── Raw records
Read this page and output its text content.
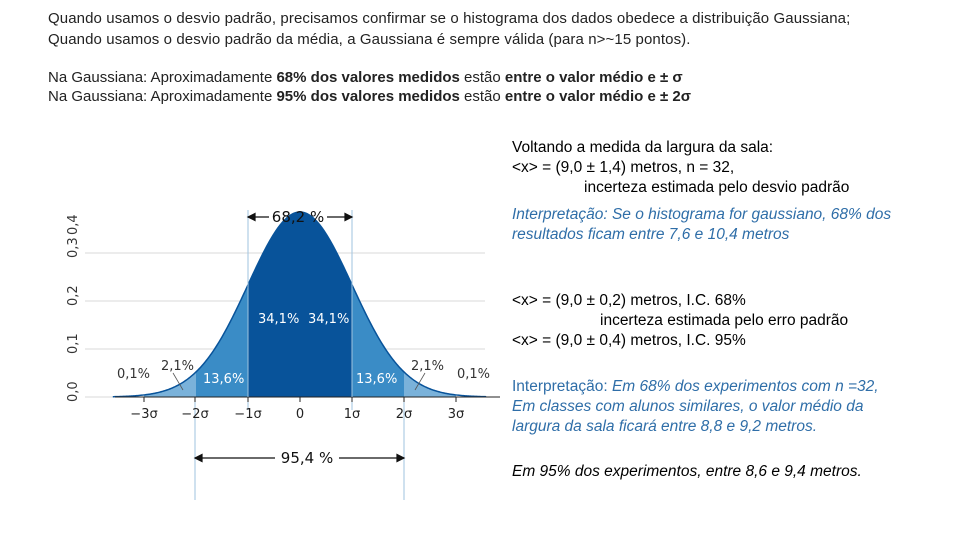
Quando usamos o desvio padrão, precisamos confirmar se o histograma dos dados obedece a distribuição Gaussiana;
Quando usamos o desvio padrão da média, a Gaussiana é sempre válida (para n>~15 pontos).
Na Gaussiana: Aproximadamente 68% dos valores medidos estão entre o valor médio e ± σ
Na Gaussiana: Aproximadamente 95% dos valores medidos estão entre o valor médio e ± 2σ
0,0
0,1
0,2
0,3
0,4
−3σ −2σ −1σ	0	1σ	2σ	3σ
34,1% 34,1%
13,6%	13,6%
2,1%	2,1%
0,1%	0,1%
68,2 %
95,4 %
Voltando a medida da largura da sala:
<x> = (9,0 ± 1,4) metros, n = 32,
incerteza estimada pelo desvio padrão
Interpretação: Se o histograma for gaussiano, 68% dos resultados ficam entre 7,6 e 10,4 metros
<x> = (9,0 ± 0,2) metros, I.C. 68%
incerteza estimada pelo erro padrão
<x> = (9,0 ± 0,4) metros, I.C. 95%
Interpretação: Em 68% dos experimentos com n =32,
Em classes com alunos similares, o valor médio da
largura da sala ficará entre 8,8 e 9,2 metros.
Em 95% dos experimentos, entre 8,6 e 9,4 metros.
────
### What is expected
Go through the material and copy out every line with "valor" in it.

### Response to the task
Na Gaussiana: Aproximadamente 68% dos valores medidos estão entre o valor médio e ± σ
Na Gaussiana: Aproximadamente 95% dos valores medidos estão entre o valor médio e ± 2σ
Em classes com alunos similares, o valor médio da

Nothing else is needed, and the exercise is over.